-- BEGIN Provided information --
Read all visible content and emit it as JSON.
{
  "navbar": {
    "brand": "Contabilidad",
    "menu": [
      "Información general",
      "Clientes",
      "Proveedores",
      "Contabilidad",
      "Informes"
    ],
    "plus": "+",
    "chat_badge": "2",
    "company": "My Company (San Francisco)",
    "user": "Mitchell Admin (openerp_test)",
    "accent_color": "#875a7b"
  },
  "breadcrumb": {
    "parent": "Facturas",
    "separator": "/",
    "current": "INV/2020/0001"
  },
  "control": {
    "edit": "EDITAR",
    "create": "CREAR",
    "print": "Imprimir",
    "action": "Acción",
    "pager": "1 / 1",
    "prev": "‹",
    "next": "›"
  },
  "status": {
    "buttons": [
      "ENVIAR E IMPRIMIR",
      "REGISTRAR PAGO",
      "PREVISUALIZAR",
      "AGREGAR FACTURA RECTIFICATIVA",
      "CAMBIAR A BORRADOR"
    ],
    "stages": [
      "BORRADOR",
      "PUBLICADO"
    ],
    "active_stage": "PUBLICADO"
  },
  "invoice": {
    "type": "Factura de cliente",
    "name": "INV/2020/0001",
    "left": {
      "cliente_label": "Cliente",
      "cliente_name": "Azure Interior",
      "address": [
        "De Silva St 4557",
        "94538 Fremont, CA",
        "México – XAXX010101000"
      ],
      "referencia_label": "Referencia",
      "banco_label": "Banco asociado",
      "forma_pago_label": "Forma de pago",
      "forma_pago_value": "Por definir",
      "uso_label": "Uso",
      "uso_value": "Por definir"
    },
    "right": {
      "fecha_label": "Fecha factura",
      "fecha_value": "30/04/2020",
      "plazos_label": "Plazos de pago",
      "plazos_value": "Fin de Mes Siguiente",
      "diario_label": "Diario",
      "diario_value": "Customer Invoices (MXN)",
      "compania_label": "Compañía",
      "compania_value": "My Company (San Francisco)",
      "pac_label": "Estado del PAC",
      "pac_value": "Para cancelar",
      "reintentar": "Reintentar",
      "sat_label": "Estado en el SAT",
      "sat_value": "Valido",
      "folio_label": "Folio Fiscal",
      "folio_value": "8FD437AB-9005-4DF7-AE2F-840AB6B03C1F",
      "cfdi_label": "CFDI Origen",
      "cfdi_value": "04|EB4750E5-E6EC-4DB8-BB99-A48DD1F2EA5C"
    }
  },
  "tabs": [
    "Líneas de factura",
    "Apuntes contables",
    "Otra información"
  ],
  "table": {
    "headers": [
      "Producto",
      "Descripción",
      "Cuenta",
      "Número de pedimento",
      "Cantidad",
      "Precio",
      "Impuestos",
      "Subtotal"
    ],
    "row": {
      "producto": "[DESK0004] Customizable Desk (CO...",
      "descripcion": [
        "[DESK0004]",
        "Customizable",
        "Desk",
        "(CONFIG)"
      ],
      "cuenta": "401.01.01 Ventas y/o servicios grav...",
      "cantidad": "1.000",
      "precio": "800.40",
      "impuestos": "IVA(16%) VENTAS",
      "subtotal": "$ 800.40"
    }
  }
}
-- END Provided information --
Task goal:
Copy, from the material, each line that holds the string "definir".

Output below:
      "forma_pago_value": "Por definir",
      "uso_value": "Por definir"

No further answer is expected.